Extracted data entries:
((

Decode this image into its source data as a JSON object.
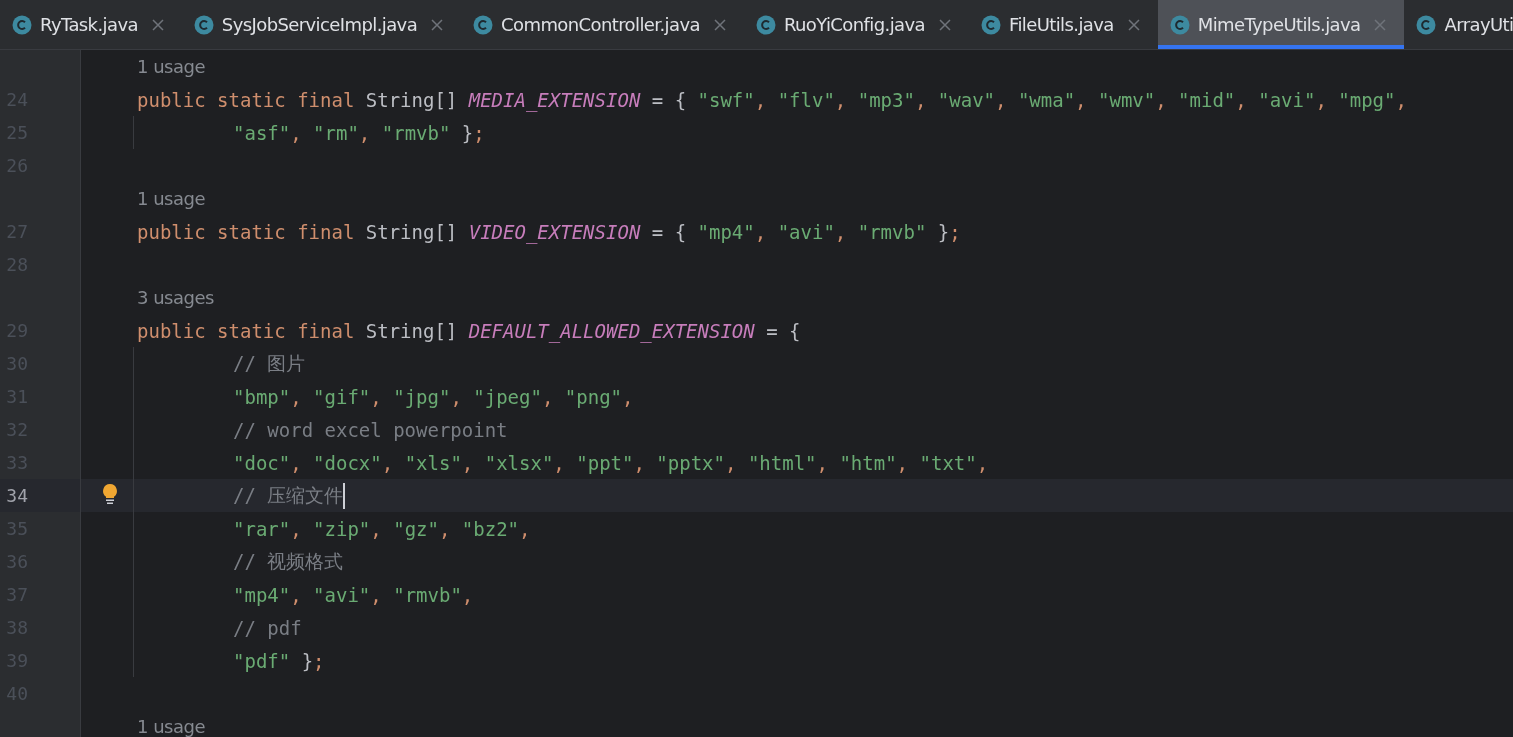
{
  "tabs": [
    {
      "label": "RyTask.java",
      "selected": false,
      "cut": false
    },
    {
      "label": "SysJobServiceImpl.java",
      "selected": false,
      "cut": false
    },
    {
      "label": "CommonController.java",
      "selected": false,
      "cut": false
    },
    {
      "label": "RuoYiConfig.java",
      "selected": false,
      "cut": false
    },
    {
      "label": "FileUtils.java",
      "selected": false,
      "cut": false
    },
    {
      "label": "MimeTypeUtils.java",
      "selected": true,
      "cut": false
    },
    {
      "label": "ArrayUti",
      "selected": false,
      "cut": true
    }
  ],
  "editor": {
    "lines": [
      {
        "kind": "usage",
        "text": "1 usage"
      },
      {
        "kind": "code",
        "number": "24",
        "continuation": false,
        "current": false,
        "tokens": [
          {
            "kind": "keyword",
            "text": "public static final"
          },
          {
            "kind": "plain",
            "text": " String[] "
          },
          {
            "kind": "field",
            "text": "MEDIA_EXTENSION"
          },
          {
            "kind": "plain",
            "text": " = { "
          },
          {
            "kind": "string",
            "text": "\"swf\""
          },
          {
            "kind": "comma",
            "text": ", "
          },
          {
            "kind": "string",
            "text": "\"flv\""
          },
          {
            "kind": "comma",
            "text": ", "
          },
          {
            "kind": "string",
            "text": "\"mp3\""
          },
          {
            "kind": "comma",
            "text": ", "
          },
          {
            "kind": "string",
            "text": "\"wav\""
          },
          {
            "kind": "comma",
            "text": ", "
          },
          {
            "kind": "string",
            "text": "\"wma\""
          },
          {
            "kind": "comma",
            "text": ", "
          },
          {
            "kind": "string",
            "text": "\"wmv\""
          },
          {
            "kind": "comma",
            "text": ", "
          },
          {
            "kind": "string",
            "text": "\"mid\""
          },
          {
            "kind": "comma",
            "text": ", "
          },
          {
            "kind": "string",
            "text": "\"avi\""
          },
          {
            "kind": "comma",
            "text": ", "
          },
          {
            "kind": "string",
            "text": "\"mpg\""
          },
          {
            "kind": "comma",
            "text": ","
          }
        ]
      },
      {
        "kind": "code",
        "number": "25",
        "continuation": true,
        "current": false,
        "tokens": [
          {
            "kind": "string",
            "text": "\"asf\""
          },
          {
            "kind": "comma",
            "text": ", "
          },
          {
            "kind": "string",
            "text": "\"rm\""
          },
          {
            "kind": "comma",
            "text": ", "
          },
          {
            "kind": "string",
            "text": "\"rmvb\""
          },
          {
            "kind": "plain",
            "text": " }"
          },
          {
            "kind": "comma",
            "text": ";"
          }
        ]
      },
      {
        "kind": "code",
        "number": "26",
        "continuation": false,
        "current": false
      },
      {
        "kind": "usage",
        "text": "1 usage"
      },
      {
        "kind": "code",
        "number": "27",
        "continuation": false,
        "current": false,
        "tokens": [
          {
            "kind": "keyword",
            "text": "public static final"
          },
          {
            "kind": "plain",
            "text": " String[] "
          },
          {
            "kind": "field",
            "text": "VIDEO_EXTENSION"
          },
          {
            "kind": "plain",
            "text": " = { "
          },
          {
            "kind": "string",
            "text": "\"mp4\""
          },
          {
            "kind": "comma",
            "text": ", "
          },
          {
            "kind": "string",
            "text": "\"avi\""
          },
          {
            "kind": "comma",
            "text": ", "
          },
          {
            "kind": "string",
            "text": "\"rmvb\""
          },
          {
            "kind": "plain",
            "text": " }"
          },
          {
            "kind": "comma",
            "text": ";"
          }
        ]
      },
      {
        "kind": "code",
        "number": "28",
        "continuation": false,
        "current": false
      },
      {
        "kind": "usage",
        "text": "3 usages"
      },
      {
        "kind": "code",
        "number": "29",
        "continuation": false,
        "current": false,
        "tokens": [
          {
            "kind": "keyword",
            "text": "public static final"
          },
          {
            "kind": "plain",
            "text": " String[] "
          },
          {
            "kind": "field",
            "text": "DEFAULT_ALLOWED_EXTENSION"
          },
          {
            "kind": "plain",
            "text": " = {"
          }
        ]
      },
      {
        "kind": "code",
        "number": "30",
        "continuation": true,
        "current": false,
        "tokens": [
          {
            "kind": "comment",
            "text": "// 图片"
          }
        ]
      },
      {
        "kind": "code",
        "number": "31",
        "continuation": true,
        "current": false,
        "tokens": [
          {
            "kind": "string",
            "text": "\"bmp\""
          },
          {
            "kind": "comma",
            "text": ", "
          },
          {
            "kind": "string",
            "text": "\"gif\""
          },
          {
            "kind": "comma",
            "text": ", "
          },
          {
            "kind": "string",
            "text": "\"jpg\""
          },
          {
            "kind": "comma",
            "text": ", "
          },
          {
            "kind": "string",
            "text": "\"jpeg\""
          },
          {
            "kind": "comma",
            "text": ", "
          },
          {
            "kind": "string",
            "text": "\"png\""
          },
          {
            "kind": "comma",
            "text": ","
          }
        ]
      },
      {
        "kind": "code",
        "number": "32",
        "continuation": true,
        "current": false,
        "tokens": [
          {
            "kind": "comment",
            "text": "// word excel powerpoint"
          }
        ]
      },
      {
        "kind": "code",
        "number": "33",
        "continuation": true,
        "current": false,
        "tokens": [
          {
            "kind": "string",
            "text": "\"doc\""
          },
          {
            "kind": "comma",
            "text": ", "
          },
          {
            "kind": "string",
            "text": "\"docx\""
          },
          {
            "kind": "comma",
            "text": ", "
          },
          {
            "kind": "string",
            "text": "\"xls\""
          },
          {
            "kind": "comma",
            "text": ", "
          },
          {
            "kind": "string",
            "text": "\"xlsx\""
          },
          {
            "kind": "comma",
            "text": ", "
          },
          {
            "kind": "string",
            "text": "\"ppt\""
          },
          {
            "kind": "comma",
            "text": ", "
          },
          {
            "kind": "string",
            "text": "\"pptx\""
          },
          {
            "kind": "comma",
            "text": ", "
          },
          {
            "kind": "string",
            "text": "\"html\""
          },
          {
            "kind": "comma",
            "text": ", "
          },
          {
            "kind": "string",
            "text": "\"htm\""
          },
          {
            "kind": "comma",
            "text": ", "
          },
          {
            "kind": "string",
            "text": "\"txt\""
          },
          {
            "kind": "comma",
            "text": ","
          }
        ]
      },
      {
        "kind": "code",
        "number": "34",
        "continuation": true,
        "current": true,
        "bulb": true,
        "caret": true,
        "tokens": [
          {
            "kind": "comment",
            "text": "// 压缩文件"
          }
        ]
      },
      {
        "kind": "code",
        "number": "35",
        "continuation": true,
        "current": false,
        "tokens": [
          {
            "kind": "string",
            "text": "\"rar\""
          },
          {
            "kind": "comma",
            "text": ", "
          },
          {
            "kind": "string",
            "text": "\"zip\""
          },
          {
            "kind": "comma",
            "text": ", "
          },
          {
            "kind": "string",
            "text": "\"gz\""
          },
          {
            "kind": "comma",
            "text": ", "
          },
          {
            "kind": "string",
            "text": "\"bz2\""
          },
          {
            "kind": "comma",
            "text": ","
          }
        ]
      },
      {
        "kind": "code",
        "number": "36",
        "continuation": true,
        "current": false,
        "tokens": [
          {
            "kind": "comment",
            "text": "// 视频格式"
          }
        ]
      },
      {
        "kind": "code",
        "number": "37",
        "continuation": true,
        "current": false,
        "tokens": [
          {
            "kind": "string",
            "text": "\"mp4\""
          },
          {
            "kind": "comma",
            "text": ", "
          },
          {
            "kind": "string",
            "text": "\"avi\""
          },
          {
            "kind": "comma",
            "text": ", "
          },
          {
            "kind": "string",
            "text": "\"rmvb\""
          },
          {
            "kind": "comma",
            "text": ","
          }
        ]
      },
      {
        "kind": "code",
        "number": "38",
        "continuation": true,
        "current": false,
        "tokens": [
          {
            "kind": "comment",
            "text": "// pdf"
          }
        ]
      },
      {
        "kind": "code",
        "number": "39",
        "continuation": true,
        "current": false,
        "tokens": [
          {
            "kind": "string",
            "text": "\"pdf\""
          },
          {
            "kind": "plain",
            "text": " }"
          },
          {
            "kind": "comma",
            "text": ";"
          }
        ]
      },
      {
        "kind": "code",
        "number": "40",
        "continuation": false,
        "current": false
      },
      {
        "kind": "usage",
        "text": "1 usage"
      }
    ]
  }
}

))

* What is needed *
Identify the lines in the entries that hold "java" and return each one.

* Written solution *
      "label": "RyTask.java",
      "label": "SysJobServiceImpl.java",
      "label": "CommonController.java",
      "label": "RuoYiConfig.java",
      "label": "FileUtils.java",
      "label": "MimeTypeUtils.java",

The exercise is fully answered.